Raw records
>> Start
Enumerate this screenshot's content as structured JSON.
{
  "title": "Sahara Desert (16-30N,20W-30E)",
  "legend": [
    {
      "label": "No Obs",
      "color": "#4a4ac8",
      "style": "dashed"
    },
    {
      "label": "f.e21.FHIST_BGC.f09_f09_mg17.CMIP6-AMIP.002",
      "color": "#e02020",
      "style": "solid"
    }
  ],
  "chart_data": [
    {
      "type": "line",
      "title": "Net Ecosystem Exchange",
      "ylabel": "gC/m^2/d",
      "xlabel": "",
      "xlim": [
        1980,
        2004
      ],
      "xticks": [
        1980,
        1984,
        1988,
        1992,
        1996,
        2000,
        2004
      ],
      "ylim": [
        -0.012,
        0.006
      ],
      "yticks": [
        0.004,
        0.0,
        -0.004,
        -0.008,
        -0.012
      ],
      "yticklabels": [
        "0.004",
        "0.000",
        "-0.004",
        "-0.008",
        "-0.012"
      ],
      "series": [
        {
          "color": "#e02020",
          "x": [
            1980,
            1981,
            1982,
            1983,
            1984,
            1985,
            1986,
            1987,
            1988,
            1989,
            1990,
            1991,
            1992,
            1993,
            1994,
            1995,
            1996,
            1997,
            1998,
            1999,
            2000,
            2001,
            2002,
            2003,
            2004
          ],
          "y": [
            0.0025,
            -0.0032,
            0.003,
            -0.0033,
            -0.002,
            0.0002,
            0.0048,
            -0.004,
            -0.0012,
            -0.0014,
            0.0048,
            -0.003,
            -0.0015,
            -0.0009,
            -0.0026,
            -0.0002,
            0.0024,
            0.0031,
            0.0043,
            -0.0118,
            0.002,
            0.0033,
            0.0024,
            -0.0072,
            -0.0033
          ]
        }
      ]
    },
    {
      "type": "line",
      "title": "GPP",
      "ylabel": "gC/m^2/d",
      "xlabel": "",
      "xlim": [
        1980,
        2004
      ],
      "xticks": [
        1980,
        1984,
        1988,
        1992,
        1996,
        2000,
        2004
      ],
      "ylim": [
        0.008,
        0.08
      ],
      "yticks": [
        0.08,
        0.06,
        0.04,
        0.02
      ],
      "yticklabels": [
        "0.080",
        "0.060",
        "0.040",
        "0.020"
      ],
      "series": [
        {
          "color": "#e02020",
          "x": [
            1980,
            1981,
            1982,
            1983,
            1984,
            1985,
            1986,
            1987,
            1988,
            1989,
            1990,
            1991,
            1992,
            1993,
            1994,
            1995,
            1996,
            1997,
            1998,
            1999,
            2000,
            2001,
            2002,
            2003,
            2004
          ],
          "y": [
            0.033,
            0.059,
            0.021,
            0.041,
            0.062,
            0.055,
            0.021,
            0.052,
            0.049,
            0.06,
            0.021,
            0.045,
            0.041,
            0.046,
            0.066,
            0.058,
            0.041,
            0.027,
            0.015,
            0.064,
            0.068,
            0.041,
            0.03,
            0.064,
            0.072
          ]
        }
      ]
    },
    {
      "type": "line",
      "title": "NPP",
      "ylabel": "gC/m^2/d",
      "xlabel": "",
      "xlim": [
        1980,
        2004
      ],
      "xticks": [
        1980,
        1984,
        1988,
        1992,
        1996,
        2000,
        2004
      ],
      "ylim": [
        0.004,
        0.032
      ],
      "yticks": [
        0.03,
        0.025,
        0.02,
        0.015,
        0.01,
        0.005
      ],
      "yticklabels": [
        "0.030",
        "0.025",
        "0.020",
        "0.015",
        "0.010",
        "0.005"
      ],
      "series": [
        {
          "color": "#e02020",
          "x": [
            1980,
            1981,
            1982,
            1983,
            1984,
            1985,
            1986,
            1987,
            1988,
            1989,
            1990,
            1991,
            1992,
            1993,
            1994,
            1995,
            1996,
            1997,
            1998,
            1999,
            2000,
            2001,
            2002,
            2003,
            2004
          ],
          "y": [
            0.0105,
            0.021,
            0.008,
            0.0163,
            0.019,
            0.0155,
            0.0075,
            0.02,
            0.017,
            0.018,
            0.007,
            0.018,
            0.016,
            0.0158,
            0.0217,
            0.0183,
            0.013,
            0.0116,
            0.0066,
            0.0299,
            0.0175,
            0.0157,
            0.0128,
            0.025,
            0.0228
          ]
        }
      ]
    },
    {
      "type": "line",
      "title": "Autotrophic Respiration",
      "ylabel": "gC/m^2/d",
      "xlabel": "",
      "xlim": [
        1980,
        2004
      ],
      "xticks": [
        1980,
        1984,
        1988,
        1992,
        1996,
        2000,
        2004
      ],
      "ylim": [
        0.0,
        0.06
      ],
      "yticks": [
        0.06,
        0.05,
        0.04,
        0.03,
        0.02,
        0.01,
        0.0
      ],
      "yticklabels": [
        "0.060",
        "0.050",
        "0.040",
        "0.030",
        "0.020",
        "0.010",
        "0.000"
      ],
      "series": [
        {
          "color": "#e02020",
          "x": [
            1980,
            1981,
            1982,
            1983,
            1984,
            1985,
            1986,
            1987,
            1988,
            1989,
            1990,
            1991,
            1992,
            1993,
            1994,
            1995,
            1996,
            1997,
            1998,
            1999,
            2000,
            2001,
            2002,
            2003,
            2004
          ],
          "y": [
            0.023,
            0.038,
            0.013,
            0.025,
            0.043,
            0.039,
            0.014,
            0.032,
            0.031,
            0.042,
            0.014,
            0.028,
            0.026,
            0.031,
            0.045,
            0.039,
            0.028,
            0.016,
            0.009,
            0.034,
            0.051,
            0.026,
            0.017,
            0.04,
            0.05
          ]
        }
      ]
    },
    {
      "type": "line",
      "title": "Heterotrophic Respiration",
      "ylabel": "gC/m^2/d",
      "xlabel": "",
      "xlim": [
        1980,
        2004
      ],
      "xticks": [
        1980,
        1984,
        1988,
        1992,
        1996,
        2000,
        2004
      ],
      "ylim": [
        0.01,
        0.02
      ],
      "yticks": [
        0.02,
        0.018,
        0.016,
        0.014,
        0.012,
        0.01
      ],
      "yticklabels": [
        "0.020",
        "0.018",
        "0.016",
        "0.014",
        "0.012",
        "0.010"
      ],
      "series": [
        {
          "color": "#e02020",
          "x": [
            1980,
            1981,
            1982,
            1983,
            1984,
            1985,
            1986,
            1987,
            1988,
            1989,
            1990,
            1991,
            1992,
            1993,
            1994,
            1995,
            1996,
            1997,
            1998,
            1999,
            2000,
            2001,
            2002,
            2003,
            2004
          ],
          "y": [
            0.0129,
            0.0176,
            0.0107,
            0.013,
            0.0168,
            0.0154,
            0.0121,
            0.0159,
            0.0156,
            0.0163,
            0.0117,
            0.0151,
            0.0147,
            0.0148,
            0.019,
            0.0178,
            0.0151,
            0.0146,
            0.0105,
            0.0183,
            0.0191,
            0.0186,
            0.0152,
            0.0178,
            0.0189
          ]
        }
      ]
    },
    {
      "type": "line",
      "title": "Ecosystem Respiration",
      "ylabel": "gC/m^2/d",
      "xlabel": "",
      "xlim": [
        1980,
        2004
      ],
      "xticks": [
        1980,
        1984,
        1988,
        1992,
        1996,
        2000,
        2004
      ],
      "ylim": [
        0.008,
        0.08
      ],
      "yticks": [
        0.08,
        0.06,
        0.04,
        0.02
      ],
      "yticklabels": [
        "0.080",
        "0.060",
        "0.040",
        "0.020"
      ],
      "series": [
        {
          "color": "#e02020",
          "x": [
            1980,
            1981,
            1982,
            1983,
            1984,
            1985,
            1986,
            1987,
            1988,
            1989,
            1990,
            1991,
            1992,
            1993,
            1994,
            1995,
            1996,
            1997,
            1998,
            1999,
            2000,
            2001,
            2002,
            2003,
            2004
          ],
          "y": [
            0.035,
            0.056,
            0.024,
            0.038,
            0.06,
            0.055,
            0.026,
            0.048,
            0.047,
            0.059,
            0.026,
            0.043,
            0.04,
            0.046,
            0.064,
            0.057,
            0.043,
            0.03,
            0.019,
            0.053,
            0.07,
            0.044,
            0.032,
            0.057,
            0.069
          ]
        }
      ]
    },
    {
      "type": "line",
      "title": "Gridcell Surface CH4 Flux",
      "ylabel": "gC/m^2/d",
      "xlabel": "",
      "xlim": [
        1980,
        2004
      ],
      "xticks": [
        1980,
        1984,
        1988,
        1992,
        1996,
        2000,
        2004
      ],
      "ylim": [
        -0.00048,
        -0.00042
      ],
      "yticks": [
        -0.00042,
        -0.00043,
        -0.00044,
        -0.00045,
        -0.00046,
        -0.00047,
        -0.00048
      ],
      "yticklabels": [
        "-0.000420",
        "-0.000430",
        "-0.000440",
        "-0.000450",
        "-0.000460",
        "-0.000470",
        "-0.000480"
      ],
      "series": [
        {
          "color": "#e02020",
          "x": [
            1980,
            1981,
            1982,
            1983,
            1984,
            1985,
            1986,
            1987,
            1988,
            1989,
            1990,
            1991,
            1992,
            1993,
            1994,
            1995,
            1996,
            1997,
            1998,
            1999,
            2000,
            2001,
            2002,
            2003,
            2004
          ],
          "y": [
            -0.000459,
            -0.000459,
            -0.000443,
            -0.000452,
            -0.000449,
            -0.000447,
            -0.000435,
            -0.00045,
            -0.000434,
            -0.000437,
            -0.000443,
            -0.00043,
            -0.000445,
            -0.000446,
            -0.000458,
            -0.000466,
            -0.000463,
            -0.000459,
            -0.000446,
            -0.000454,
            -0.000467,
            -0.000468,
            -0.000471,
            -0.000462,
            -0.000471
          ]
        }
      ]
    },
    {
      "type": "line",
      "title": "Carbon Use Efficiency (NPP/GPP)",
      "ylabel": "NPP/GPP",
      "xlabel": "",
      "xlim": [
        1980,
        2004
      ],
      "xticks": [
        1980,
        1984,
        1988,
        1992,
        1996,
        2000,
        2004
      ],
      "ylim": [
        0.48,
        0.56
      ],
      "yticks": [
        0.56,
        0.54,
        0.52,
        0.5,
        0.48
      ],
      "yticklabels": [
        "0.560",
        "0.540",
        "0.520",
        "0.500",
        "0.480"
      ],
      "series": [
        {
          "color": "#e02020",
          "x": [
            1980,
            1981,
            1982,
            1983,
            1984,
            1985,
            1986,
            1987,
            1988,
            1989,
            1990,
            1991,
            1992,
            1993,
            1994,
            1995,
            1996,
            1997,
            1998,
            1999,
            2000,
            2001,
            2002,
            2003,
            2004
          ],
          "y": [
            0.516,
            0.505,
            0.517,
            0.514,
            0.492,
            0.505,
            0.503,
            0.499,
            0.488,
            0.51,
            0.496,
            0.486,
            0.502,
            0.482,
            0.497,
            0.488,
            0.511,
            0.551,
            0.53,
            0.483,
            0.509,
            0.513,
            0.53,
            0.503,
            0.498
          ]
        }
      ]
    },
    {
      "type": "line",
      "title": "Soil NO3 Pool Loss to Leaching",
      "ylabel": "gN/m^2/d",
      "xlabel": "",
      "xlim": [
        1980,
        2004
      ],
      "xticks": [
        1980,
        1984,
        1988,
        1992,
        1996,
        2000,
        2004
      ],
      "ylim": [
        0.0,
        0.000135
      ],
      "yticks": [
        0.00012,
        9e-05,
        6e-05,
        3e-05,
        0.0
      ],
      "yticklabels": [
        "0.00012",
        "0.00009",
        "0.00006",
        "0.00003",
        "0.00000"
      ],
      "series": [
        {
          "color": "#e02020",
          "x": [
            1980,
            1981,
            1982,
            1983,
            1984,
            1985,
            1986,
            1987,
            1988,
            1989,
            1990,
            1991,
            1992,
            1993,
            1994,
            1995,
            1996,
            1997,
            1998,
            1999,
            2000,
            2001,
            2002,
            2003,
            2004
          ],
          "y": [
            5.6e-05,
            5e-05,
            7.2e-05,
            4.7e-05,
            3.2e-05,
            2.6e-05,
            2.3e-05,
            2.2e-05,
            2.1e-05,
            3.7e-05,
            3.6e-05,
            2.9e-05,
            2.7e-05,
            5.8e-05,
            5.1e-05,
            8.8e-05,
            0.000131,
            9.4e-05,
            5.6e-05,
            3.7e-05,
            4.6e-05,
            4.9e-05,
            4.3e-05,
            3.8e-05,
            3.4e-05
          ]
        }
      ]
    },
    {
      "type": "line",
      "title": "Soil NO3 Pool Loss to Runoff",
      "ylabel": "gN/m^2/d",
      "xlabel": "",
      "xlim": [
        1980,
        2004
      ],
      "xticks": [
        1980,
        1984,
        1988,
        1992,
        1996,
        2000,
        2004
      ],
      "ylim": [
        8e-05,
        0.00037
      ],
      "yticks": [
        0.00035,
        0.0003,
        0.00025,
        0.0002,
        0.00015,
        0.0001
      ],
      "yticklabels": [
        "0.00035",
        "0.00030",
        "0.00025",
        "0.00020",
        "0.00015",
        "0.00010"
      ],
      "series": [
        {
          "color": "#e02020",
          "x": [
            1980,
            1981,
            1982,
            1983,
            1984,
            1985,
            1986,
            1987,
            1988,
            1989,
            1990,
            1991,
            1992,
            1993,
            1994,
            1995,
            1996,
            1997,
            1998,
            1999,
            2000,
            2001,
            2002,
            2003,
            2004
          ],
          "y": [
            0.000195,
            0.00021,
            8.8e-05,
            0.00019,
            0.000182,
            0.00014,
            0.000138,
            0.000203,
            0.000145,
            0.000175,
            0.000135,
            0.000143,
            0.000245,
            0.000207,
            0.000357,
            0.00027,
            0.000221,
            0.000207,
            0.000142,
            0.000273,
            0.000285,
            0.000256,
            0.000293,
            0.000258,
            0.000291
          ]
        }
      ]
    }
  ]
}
>> End
* EXERCISE PROMPT: How many lines in the listing above contain the string "Soil"? Answer with the number only.

* CORRECT ANSWER: 2